WHAT NEEDS TO BE DONE -
Extract every record, keeping each one exactly as it is.

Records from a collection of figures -
· · ·

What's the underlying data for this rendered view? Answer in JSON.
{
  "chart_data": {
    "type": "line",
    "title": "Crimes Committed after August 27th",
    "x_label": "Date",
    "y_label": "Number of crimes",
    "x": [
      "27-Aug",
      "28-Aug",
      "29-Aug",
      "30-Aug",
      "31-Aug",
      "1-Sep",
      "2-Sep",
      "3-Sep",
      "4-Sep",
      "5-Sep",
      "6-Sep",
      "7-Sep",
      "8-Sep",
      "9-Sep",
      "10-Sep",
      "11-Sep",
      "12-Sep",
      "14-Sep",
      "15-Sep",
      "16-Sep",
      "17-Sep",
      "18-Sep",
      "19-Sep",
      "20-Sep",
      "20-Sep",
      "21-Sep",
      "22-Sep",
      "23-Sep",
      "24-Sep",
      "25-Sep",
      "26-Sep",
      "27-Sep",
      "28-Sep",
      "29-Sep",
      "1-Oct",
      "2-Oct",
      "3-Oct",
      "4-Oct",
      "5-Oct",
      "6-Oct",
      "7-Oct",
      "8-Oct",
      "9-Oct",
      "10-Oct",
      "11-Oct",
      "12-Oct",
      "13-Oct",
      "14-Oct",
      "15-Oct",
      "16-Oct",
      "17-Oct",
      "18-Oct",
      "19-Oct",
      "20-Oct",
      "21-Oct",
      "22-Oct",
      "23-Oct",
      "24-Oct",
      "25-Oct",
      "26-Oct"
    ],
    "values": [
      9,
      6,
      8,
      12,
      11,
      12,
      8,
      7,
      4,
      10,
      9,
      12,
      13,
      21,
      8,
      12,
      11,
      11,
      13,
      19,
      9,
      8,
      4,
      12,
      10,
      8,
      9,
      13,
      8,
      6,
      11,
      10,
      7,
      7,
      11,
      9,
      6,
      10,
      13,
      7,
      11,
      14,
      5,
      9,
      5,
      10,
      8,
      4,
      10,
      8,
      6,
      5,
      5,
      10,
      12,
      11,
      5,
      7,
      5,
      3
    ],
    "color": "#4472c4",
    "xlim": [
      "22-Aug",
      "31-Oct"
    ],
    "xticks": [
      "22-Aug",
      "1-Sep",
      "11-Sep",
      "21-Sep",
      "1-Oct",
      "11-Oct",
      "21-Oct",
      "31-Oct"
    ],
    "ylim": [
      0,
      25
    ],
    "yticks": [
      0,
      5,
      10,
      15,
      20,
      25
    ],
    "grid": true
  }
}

· · ·

OUTPUT BELOW -
What's the underlying data for this rendered view? Answer in JSON.
{
  "chart_data": {
    "type": "line",
    "title": "Crimes Committed after August 27th",
    "x_label": "Date",
    "y_label": "Number of crimes",
    "x": [
      "27-Aug",
      "28-Aug",
      "29-Aug",
      "30-Aug",
      "31-Aug",
      "1-Sep",
      "2-Sep",
      "3-Sep",
      "4-Sep",
      "5-Sep",
      "6-Sep",
      "7-Sep",
      "8-Sep",
      "9-Sep",
      "10-Sep",
      "11-Sep",
      "12-Sep",
      "14-Sep",
      "15-Sep",
      "16-Sep",
      "17-Sep",
      "18-Sep",
      "19-Sep",
      "20-Sep",
      "20-Sep",
      "21-Sep",
      "22-Sep",
      "23-Sep",
      "24-Sep",
      "25-Sep",
      "26-Sep",
      "27-Sep",
      "28-Sep",
      "29-Sep",
      "1-Oct",
      "2-Oct",
      "3-Oct",
      "4-Oct",
      "5-Oct",
      "6-Oct",
      "7-Oct",
      "8-Oct",
      "9-Oct",
      "10-Oct",
      "11-Oct",
      "12-Oct",
      "13-Oct",
      "14-Oct",
      "15-Oct",
      "16-Oct",
      "17-Oct",
      "18-Oct",
      "19-Oct",
      "20-Oct",
      "21-Oct",
      "22-Oct",
      "23-Oct",
      "24-Oct",
      "25-Oct",
      "26-Oct"
    ],
    "values": [
      9,
      6,
      8,
      12,
      11,
      12,
      8,
      7,
      4,
      10,
      9,
      12,
      13,
      21,
      8,
      12,
      11,
      11,
      13,
      19,
      9,
      8,
      4,
      12,
      10,
      8,
      9,
      13,
      8,
      6,
      11,
      10,
      7,
      7,
      11,
      9,
      6,
      10,
      13,
      7,
      11,
      14,
      5,
      9,
      5,
      10,
      8,
      4,
      10,
      8,
      6,
      5,
      5,
      10,
      12,
      11,
      5,
      7,
      5,
      3
    ],
    "color": "#4472c4",
    "xlim": [
      "22-Aug",
      "31-Oct"
    ],
    "xticks": [
      "22-Aug",
      "1-Sep",
      "11-Sep",
      "21-Sep",
      "1-Oct",
      "11-Oct",
      "21-Oct",
      "31-Oct"
    ],
    "ylim": [
      0,
      25
    ],
    "yticks": [
      0,
      5,
      10,
      15,
      20,
      25
    ],
    "grid": true
  }
}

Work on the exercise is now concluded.